[INPUT DATA]
● ● ● ● ● ● ●

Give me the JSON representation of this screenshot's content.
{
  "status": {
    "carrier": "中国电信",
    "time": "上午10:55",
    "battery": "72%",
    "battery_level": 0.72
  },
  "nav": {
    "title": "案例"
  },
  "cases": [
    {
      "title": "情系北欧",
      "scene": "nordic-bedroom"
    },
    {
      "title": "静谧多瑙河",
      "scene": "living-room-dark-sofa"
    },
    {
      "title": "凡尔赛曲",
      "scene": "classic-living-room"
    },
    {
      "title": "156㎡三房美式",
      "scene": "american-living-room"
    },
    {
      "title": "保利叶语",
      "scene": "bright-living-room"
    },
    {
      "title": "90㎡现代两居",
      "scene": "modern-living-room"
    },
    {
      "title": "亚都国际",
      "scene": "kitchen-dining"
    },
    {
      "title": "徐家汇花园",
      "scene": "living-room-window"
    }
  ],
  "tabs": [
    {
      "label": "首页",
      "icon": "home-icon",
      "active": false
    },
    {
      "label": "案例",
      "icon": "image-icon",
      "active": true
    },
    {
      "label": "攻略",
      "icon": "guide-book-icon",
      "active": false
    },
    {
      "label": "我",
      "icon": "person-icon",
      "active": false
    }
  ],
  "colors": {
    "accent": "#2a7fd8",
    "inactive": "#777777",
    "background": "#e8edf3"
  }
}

● ● ● ● ● ● ●

[AIM] Write out every line of the entries that holds the word "icon".

[CORRECT RESULT]
      "icon": "home-icon",
      "icon": "image-icon",
      "icon": "guide-book-icon",
      "icon": "person-icon",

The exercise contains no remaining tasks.